>> start GIVEN RECORDS

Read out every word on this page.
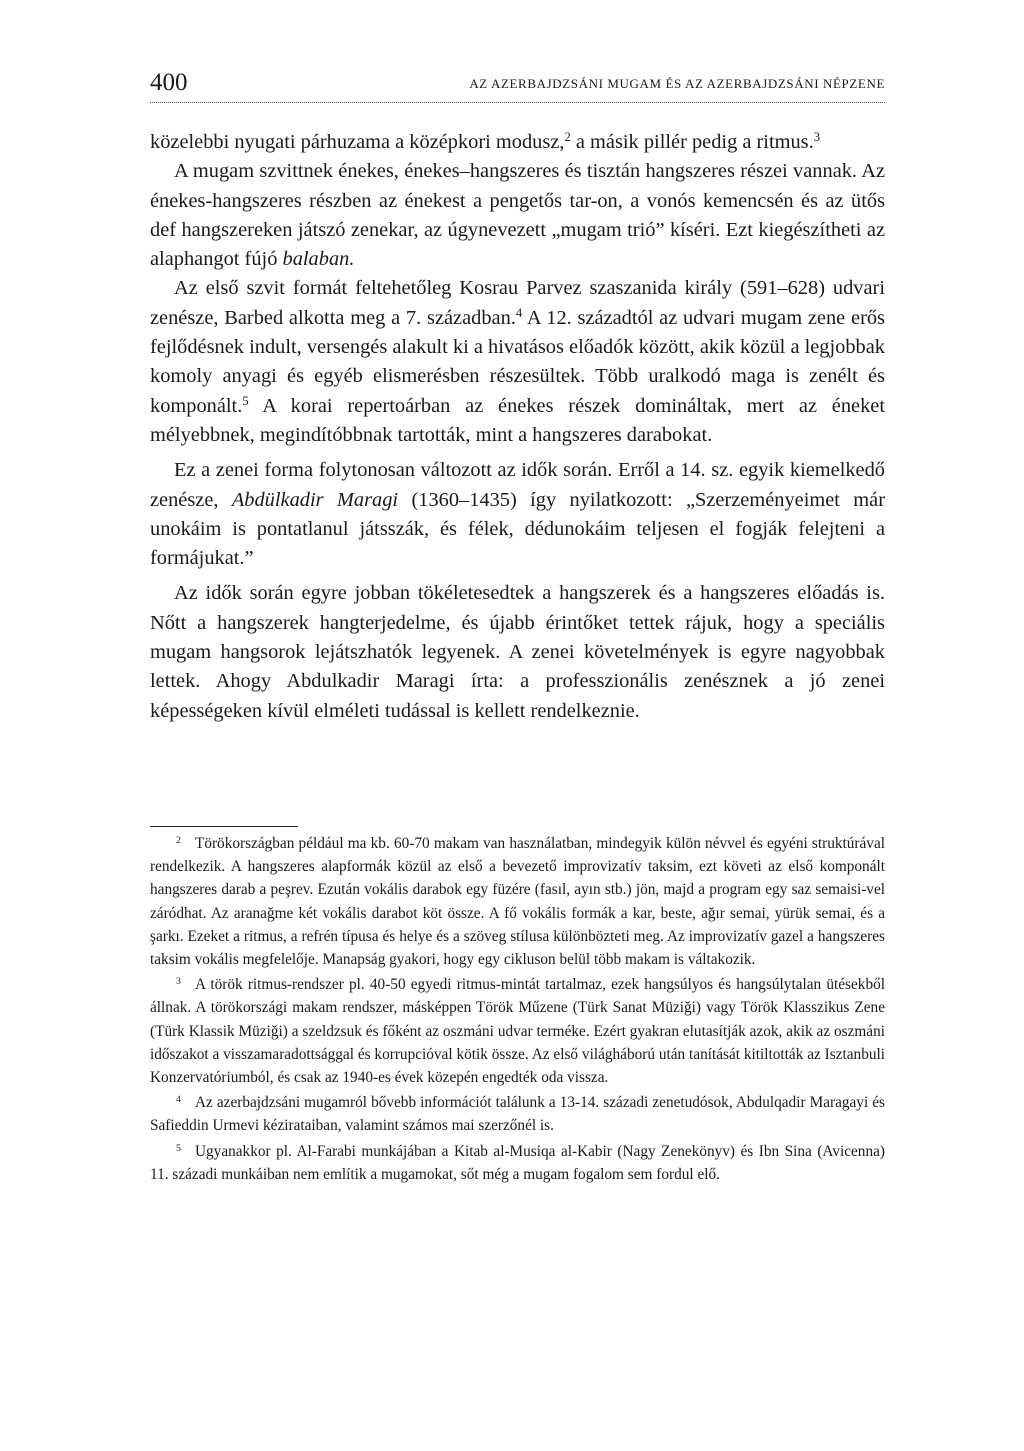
400	AZ AZERBAJDZSÁNI MUGAM ÉS AZ AZERBAJDZSÁNI NÉPZENE

közelebbi nyugati párhuzama a középkori modusz,$^2$ a másik pillér pedig a ritmus.$^3$

A mugam szvittnek énekes, énekes–hangszeres és tisztán hangszeres részei vannak. Az énekes-hangszeres részben az énekest a pengetős tar-on, a vonós kemencsén és az ütős def hangszereken játszó zenekar, az úgynevezett „mugam trió” kíséri. Ezt kiegészítheti az alaphangot fújó balaban.

Az első szvit formát feltehetőleg Kosrau Parvez szaszanida király (591–628) udvari zenésze, Barbed alkotta meg a 7. században.$^4$ A 12. századtól az udvari mugam zene erős fejlődésnek indult, versengés alakult ki a hivatásos előadók között, akik közül a legjobbak komoly anyagi és egyéb elismerésben részesültek. Több uralkodó maga is zenélt és komponált.$^5$ A korai repertoárban az énekes részek domináltak, mert az éneket mélyebbnek, megindítóbbnak tartották, mint a hangszeres darabokat.

Ez a zenei forma folytonosan változott az idők során. Erről a 14. sz. egyik kiemelkedő zenésze, Abdülkadir Maragi (1360–1435) így nyilatkozott: „Szerzeményeimet már unokáim is pontatlanul játsszák, és félek, dédunokáim teljesen el fogják felejteni a formájukat.”

Az idők során egyre jobban tökéletesedtek a hangszerek és a hangszeres előadás is. Nőtt a hangszerek hangterjedelme, és újabb érintőket tettek rájuk, hogy a speciális mugam hangsorok lejátszhatók legyenek. A zenei követelmények is egyre nagyobbak lettek. Ahogy Abdulkadir Maragi írta: a professzionális zenésznek a jó zenei képességeken kívül elméleti tudással is kellett rendelkeznie.

$^2$ Törökországban például ma kb. 60-70 makam van használatban, mindegyik külön névvel és egyéni struktúrával rendelkezik. A hangszeres alapformák közül az első a bevezető improvizatív taksim, ezt követi az első komponált hangszeres darab a peşrev. Ezután vokális darabok egy füzére (fasıl, ayın stb.) jön, majd a program egy saz semaisi-vel záródhat. Az aranağme két vokális darabot köt össze. A fő vokális formák a kar, beste, ağır semai, yürük semai, és a şarkı. Ezeket a ritmus, a refrén típusa és helye és a szöveg stílusa különbözteti meg. Az improvizatív gazel a hangszeres taksim vokális megfelelője. Manapság gyakori, hogy egy cikluson belül több makam is váltakozik.

$^3$ A török ritmus-rendszer pl. 40-50 egyedi ritmus-mintát tartalmaz, ezek hangsúlyos és hangsúlytalan ütésekből állnak. A törökországi makam rendszer, másképpen Török Műzene (Türk Sanat Müziği) vagy Török Klasszikus Zene (Türk Klassik Müziği) a szeldzsuk és főként az oszmáni udvar terméke. Ezért gyakran elutasítják azok, akik az oszmáni időszakot a visszamaradottsággal és korrupcióval kötik össze. Az első világháború után tanítását kitiltották az Isztanbuli Konzervatóriumból, és csak az 1940-es évek közepén engedték oda vissza.

$^4$ Az azerbajdzsáni mugamról bővebb információt találunk a 13-14. századi zenetudósok, Abdulqadir Maragayi és Safieddin Urmevi kézirataiban, valamint számos mai szerzőnél is.

$^5$ Ugyanakkor pl. Al-Farabi munkájában a Kitab al-Musiqa al-Kabir (Nagy Zenekönyv) és Ibn Sina (Avicenna) 11. századi munkáiban nem említik a mugamokat, sőt még a mugam fogalom sem fordul elő.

>> end GIVEN RECORDS

Skip every picture and transcribe the data above exactly.

Read out every word on this page.
400	AZ AZERBAJDZSÁNI MUGAM ÉS AZ AZERBAJDZSÁNI NÉPZENE

közelebbi nyugati párhuzama a középkori modusz,$^2$ a másik pillér pedig a ritmus.$^3$

A mugam szvittnek énekes, énekes–hangszeres és tisztán hangszeres részei vannak. Az énekes-hangszeres részben az énekest a pengetős tar-on, a vonós kemencsén és az ütős def hangszereken játszó zenekar, az úgynevezett „mugam trió” kíséri. Ezt kiegészítheti az alaphangot fújó balaban.

Az első szvit formát feltehetőleg Kosrau Parvez szaszanida király (591–628) udvari zenésze, Barbed alkotta meg a 7. században.$^4$ A 12. századtól az udvari mugam zene erős fejlődésnek indult, versengés alakult ki a hivatásos előadók között, akik közül a legjobbak komoly anyagi és egyéb elismerésben részesültek. Több uralkodó maga is zenélt és komponált.$^5$ A korai repertoárban az énekes részek domináltak, mert az éneket mélyebbnek, megindítóbbnak tartották, mint a hangszeres darabokat.

Ez a zenei forma folytonosan változott az idők során. Erről a 14. sz. egyik kiemelkedő zenésze, Abdülkadir Maragi (1360–1435) így nyilatkozott: „Szerzeményeimet már unokáim is pontatlanul játsszák, és félek, dédunokáim teljesen el fogják felejteni a formájukat.”

Az idők során egyre jobban tökéletesedtek a hangszerek és a hangszeres előadás is. Nőtt a hangszerek hangterjedelme, és újabb érintőket tettek rájuk, hogy a speciális mugam hangsorok lejátszhatók legyenek. A zenei követelmények is egyre nagyobbak lettek. Ahogy Abdulkadir Maragi írta: a professzionális zenésznek a jó zenei képességeken kívül elméleti tudással is kellett rendelkeznie.

$^2$ Törökországban például ma kb. 60-70 makam van használatban, mindegyik külön névvel és egyéni struktúrával rendelkezik. A hangszeres alapformák közül az első a bevezető improvizatív taksim, ezt követi az első komponált hangszeres darab a peşrev. Ezután vokális darabok egy füzére (fasıl, ayın stb.) jön, majd a program egy saz semaisi-vel záródhat. Az aranağme két vokális darabot köt össze. A fő vokális formák a kar, beste, ağır semai, yürük semai, és a şarkı. Ezeket a ritmus, a refrén típusa és helye és a szöveg stílusa különbözteti meg. Az improvizatív gazel a hangszeres taksim vokális megfelelője. Manapság gyakori, hogy egy cikluson belül több makam is váltakozik.

$^3$ A török ritmus-rendszer pl. 40-50 egyedi ritmus-mintát tartalmaz, ezek hangsúlyos és hangsúlytalan ütésekből állnak. A törökországi makam rendszer, másképpen Török Műzene (Türk Sanat Müziği) vagy Török Klasszikus Zene (Türk Klassik Müziği) a szeldzsuk és főként az oszmáni udvar terméke. Ezért gyakran elutasítják azok, akik az oszmáni időszakot a visszamaradottsággal és korrupcióval kötik össze. Az első világháború után tanítását kitiltották az Isztanbuli Konzervatóriumból, és csak az 1940-es évek közepén engedték oda vissza.

$^4$ Az azerbajdzsáni mugamról bővebb információt találunk a 13-14. századi zenetudósok, Abdulqadir Maragayi és Safieddin Urmevi kézirataiban, valamint számos mai szerzőnél is.

$^5$ Ugyanakkor pl. Al-Farabi munkájában a Kitab al-Musiqa al-Kabir (Nagy Zenekönyv) és Ibn Sina (Avicenna) 11. századi munkáiban nem említik a mugamokat, sőt még a mugam fogalom sem fordul elő.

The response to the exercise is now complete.